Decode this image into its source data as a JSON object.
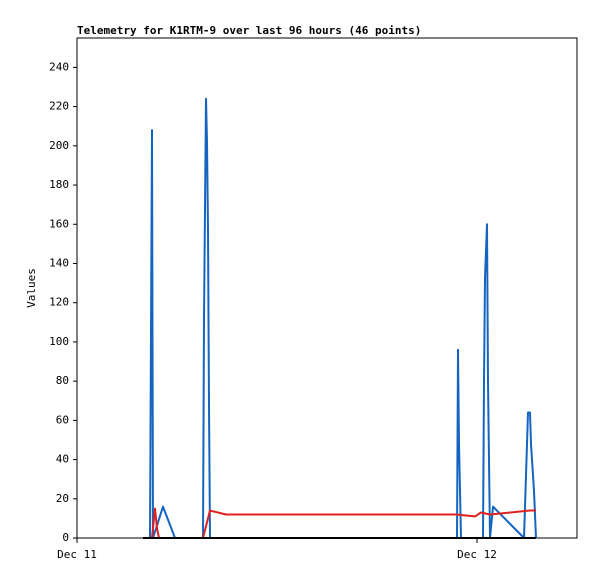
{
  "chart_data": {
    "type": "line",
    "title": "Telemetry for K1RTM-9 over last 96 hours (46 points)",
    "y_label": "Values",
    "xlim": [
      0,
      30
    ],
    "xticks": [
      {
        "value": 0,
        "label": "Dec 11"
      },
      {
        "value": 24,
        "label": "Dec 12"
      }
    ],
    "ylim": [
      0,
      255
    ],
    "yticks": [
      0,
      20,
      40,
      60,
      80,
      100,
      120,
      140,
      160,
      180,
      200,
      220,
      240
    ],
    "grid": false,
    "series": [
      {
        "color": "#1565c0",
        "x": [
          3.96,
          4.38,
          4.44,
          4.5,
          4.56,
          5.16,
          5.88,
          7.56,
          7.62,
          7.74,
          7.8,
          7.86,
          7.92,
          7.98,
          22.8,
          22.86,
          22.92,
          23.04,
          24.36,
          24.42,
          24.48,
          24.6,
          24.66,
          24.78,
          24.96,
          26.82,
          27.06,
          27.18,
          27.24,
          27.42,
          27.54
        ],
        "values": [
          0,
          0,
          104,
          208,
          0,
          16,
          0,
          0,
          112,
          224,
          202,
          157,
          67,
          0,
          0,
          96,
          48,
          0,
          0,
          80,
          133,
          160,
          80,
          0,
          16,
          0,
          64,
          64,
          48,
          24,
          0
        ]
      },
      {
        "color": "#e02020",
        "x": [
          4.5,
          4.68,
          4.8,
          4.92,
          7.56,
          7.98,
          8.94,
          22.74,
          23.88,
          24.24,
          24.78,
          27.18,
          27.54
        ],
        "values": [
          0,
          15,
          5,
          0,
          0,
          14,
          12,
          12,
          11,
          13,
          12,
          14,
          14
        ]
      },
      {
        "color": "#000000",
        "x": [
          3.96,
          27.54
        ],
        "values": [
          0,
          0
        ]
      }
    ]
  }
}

## AIM OF THE EXERCISE
Using the entries above, return each line that includes the word "color".

## WRITTEN REPLY
        "color": "#1565c0",
        "color": "#e02020",
        "color": "#000000",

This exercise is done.